SUPPLIED DATA:
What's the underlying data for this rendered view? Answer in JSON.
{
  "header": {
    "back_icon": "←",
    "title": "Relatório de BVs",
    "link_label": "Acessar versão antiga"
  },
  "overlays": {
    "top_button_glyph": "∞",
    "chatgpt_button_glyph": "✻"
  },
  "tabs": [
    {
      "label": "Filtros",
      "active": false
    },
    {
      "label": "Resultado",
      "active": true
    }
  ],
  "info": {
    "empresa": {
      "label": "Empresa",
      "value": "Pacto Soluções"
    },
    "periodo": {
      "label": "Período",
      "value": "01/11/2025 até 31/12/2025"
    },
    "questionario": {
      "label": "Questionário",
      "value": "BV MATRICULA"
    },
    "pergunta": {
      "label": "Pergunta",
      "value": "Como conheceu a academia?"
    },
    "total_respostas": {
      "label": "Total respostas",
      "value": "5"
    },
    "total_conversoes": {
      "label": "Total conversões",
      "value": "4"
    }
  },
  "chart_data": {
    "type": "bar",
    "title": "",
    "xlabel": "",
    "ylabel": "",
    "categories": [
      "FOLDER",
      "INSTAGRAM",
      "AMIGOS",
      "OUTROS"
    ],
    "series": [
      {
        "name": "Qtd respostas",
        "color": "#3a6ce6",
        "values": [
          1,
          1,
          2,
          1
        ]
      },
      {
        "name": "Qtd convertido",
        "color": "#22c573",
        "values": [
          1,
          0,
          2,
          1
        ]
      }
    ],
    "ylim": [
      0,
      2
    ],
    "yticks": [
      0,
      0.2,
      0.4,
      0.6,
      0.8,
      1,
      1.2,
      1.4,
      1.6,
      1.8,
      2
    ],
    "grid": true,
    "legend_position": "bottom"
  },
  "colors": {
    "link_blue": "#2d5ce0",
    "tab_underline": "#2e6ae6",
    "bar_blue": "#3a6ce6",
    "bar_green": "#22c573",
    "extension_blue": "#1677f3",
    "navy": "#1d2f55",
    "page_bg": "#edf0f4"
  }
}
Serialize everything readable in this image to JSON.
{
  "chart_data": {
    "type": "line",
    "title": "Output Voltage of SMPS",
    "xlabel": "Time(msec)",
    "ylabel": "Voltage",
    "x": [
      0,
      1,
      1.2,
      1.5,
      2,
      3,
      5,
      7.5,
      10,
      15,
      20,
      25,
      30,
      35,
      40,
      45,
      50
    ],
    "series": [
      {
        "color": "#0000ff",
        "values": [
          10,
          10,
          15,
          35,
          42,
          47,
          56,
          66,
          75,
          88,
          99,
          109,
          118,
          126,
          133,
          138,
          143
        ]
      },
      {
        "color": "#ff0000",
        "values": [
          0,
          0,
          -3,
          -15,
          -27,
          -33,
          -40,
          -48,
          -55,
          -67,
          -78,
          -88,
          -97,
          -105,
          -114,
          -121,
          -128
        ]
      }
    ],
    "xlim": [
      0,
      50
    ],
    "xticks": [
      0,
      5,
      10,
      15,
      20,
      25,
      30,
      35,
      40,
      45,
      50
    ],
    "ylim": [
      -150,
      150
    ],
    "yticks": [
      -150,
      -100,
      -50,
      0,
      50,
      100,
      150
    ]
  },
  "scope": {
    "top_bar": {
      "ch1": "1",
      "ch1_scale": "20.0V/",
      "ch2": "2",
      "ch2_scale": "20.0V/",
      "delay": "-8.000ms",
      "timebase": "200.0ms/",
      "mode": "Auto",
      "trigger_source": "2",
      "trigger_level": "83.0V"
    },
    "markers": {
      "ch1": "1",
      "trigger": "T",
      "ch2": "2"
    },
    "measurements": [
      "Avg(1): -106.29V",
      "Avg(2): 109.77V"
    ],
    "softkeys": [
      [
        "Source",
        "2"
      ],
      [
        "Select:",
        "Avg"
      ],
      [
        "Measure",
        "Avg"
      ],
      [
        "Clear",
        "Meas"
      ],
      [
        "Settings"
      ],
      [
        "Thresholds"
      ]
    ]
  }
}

REQUEST: Reproduce each record shown above without altering a single word.

THE COMPLETED TASK:
What's the underlying data for this rendered view? Answer in JSON.
{
  "header": {
    "back_icon": "←",
    "title": "Relatório de BVs",
    "link_label": "Acessar versão antiga"
  },
  "overlays": {
    "top_button_glyph": "∞",
    "chatgpt_button_glyph": "✻"
  },
  "tabs": [
    {
      "label": "Filtros",
      "active": false
    },
    {
      "label": "Resultado",
      "active": true
    }
  ],
  "info": {
    "empresa": {
      "label": "Empresa",
      "value": "Pacto Soluções"
    },
    "periodo": {
      "label": "Período",
      "value": "01/11/2025 até 31/12/2025"
    },
    "questionario": {
      "label": "Questionário",
      "value": "BV MATRICULA"
    },
    "pergunta": {
      "label": "Pergunta",
      "value": "Como conheceu a academia?"
    },
    "total_respostas": {
      "label": "Total respostas",
      "value": "5"
    },
    "total_conversoes": {
      "label": "Total conversões",
      "value": "4"
    }
  },
  "chart_data": {
    "type": "bar",
    "title": "",
    "xlabel": "",
    "ylabel": "",
    "categories": [
      "FOLDER",
      "INSTAGRAM",
      "AMIGOS",
      "OUTROS"
    ],
    "series": [
      {
        "name": "Qtd respostas",
        "color": "#3a6ce6",
        "values": [
          1,
          1,
          2,
          1
        ]
      },
      {
        "name": "Qtd convertido",
        "color": "#22c573",
        "values": [
          1,
          0,
          2,
          1
        ]
      }
    ],
    "ylim": [
      0,
      2
    ],
    "yticks": [
      0,
      0.2,
      0.4,
      0.6,
      0.8,
      1,
      1.2,
      1.4,
      1.6,
      1.8,
      2
    ],
    "grid": true,
    "legend_position": "bottom"
  },
  "colors": {
    "link_blue": "#2d5ce0",
    "tab_underline": "#2e6ae6",
    "bar_blue": "#3a6ce6",
    "bar_green": "#22c573",
    "extension_blue": "#1677f3",
    "navy": "#1d2f55",
    "page_bg": "#edf0f4"
  }
}
Serialize everything readable in this image to JSON.
{
  "chart_data": {
    "type": "line",
    "title": "Output Voltage of SMPS",
    "xlabel": "Time(msec)",
    "ylabel": "Voltage",
    "x": [
      0,
      1,
      1.2,
      1.5,
      2,
      3,
      5,
      7.5,
      10,
      15,
      20,
      25,
      30,
      35,
      40,
      45,
      50
    ],
    "series": [
      {
        "color": "#0000ff",
        "values": [
          10,
          10,
          15,
          35,
          42,
          47,
          56,
          66,
          75,
          88,
          99,
          109,
          118,
          126,
          133,
          138,
          143
        ]
      },
      {
        "color": "#ff0000",
        "values": [
          0,
          0,
          -3,
          -15,
          -27,
          -33,
          -40,
          -48,
          -55,
          -67,
          -78,
          -88,
          -97,
          -105,
          -114,
          -121,
          -128
        ]
      }
    ],
    "xlim": [
      0,
      50
    ],
    "xticks": [
      0,
      5,
      10,
      15,
      20,
      25,
      30,
      35,
      40,
      45,
      50
    ],
    "ylim": [
      -150,
      150
    ],
    "yticks": [
      -150,
      -100,
      -50,
      0,
      50,
      100,
      150
    ]
  },
  "scope": {
    "top_bar": {
      "ch1": "1",
      "ch1_scale": "20.0V/",
      "ch2": "2",
      "ch2_scale": "20.0V/",
      "delay": "-8.000ms",
      "timebase": "200.0ms/",
      "mode": "Auto",
      "trigger_source": "2",
      "trigger_level": "83.0V"
    },
    "markers": {
      "ch1": "1",
      "trigger": "T",
      "ch2": "2"
    },
    "measurements": [
      "Avg(1): -106.29V",
      "Avg(2): 109.77V"
    ],
    "softkeys": [
      [
        "Source",
        "2"
      ],
      [
        "Select:",
        "Avg"
      ],
      [
        "Measure",
        "Avg"
      ],
      [
        "Clear",
        "Meas"
      ],
      [
        "Settings"
      ],
      [
        "Thresholds"
      ]
    ]
  }
}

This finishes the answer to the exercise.